▶ _Exercise aim_: Print the listing below exactly.
-- begin Data excerpts --
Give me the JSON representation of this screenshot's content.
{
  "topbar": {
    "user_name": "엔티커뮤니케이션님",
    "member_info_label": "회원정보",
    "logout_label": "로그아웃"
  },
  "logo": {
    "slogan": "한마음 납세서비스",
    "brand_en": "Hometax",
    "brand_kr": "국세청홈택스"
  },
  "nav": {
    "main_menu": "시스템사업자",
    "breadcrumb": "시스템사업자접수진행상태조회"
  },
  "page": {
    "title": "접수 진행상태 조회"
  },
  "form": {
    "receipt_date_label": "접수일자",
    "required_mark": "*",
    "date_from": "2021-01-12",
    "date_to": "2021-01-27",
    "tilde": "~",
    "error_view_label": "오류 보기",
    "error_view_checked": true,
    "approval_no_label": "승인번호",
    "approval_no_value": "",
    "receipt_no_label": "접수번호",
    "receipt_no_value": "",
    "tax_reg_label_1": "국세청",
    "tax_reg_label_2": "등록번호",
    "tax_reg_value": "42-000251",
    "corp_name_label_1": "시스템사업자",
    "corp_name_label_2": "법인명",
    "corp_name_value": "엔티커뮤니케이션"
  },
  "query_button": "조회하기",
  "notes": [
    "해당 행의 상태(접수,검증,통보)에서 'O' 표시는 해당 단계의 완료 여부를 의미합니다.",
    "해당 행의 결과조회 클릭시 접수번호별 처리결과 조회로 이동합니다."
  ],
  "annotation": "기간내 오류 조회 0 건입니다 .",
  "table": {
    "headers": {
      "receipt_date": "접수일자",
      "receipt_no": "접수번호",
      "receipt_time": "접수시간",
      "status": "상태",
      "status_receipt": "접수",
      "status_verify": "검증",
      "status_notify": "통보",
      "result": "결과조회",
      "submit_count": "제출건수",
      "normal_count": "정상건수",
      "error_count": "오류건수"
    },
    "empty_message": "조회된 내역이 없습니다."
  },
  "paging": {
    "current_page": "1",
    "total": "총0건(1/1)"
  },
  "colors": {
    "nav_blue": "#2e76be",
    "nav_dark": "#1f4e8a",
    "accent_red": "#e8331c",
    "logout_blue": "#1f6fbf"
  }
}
-- end Data excerpts --
▶ _Worked solution_:
Give me the JSON representation of this screenshot's content.
{
  "topbar": {
    "user_name": "엔티커뮤니케이션님",
    "member_info_label": "회원정보",
    "logout_label": "로그아웃"
  },
  "logo": {
    "slogan": "한마음 납세서비스",
    "brand_en": "Hometax",
    "brand_kr": "국세청홈택스"
  },
  "nav": {
    "main_menu": "시스템사업자",
    "breadcrumb": "시스템사업자접수진행상태조회"
  },
  "page": {
    "title": "접수 진행상태 조회"
  },
  "form": {
    "receipt_date_label": "접수일자",
    "required_mark": "*",
    "date_from": "2021-01-12",
    "date_to": "2021-01-27",
    "tilde": "~",
    "error_view_label": "오류 보기",
    "error_view_checked": true,
    "approval_no_label": "승인번호",
    "approval_no_value": "",
    "receipt_no_label": "접수번호",
    "receipt_no_value": "",
    "tax_reg_label_1": "국세청",
    "tax_reg_label_2": "등록번호",
    "tax_reg_value": "42-000251",
    "corp_name_label_1": "시스템사업자",
    "corp_name_label_2": "법인명",
    "corp_name_value": "엔티커뮤니케이션"
  },
  "query_button": "조회하기",
  "notes": [
    "해당 행의 상태(접수,검증,통보)에서 'O' 표시는 해당 단계의 완료 여부를 의미합니다.",
    "해당 행의 결과조회 클릭시 접수번호별 처리결과 조회로 이동합니다."
  ],
  "annotation": "기간내 오류 조회 0 건입니다 .",
  "table": {
    "headers": {
      "receipt_date": "접수일자",
      "receipt_no": "접수번호",
      "receipt_time": "접수시간",
      "status": "상태",
      "status_receipt": "접수",
      "status_verify": "검증",
      "status_notify": "통보",
      "result": "결과조회",
      "submit_count": "제출건수",
      "normal_count": "정상건수",
      "error_count": "오류건수"
    },
    "empty_message": "조회된 내역이 없습니다."
  },
  "paging": {
    "current_page": "1",
    "total": "총0건(1/1)"
  },
  "colors": {
    "nav_blue": "#2e76be",
    "nav_dark": "#1f4e8a",
    "accent_red": "#e8331c",
    "logout_blue": "#1f6fbf"
  }
}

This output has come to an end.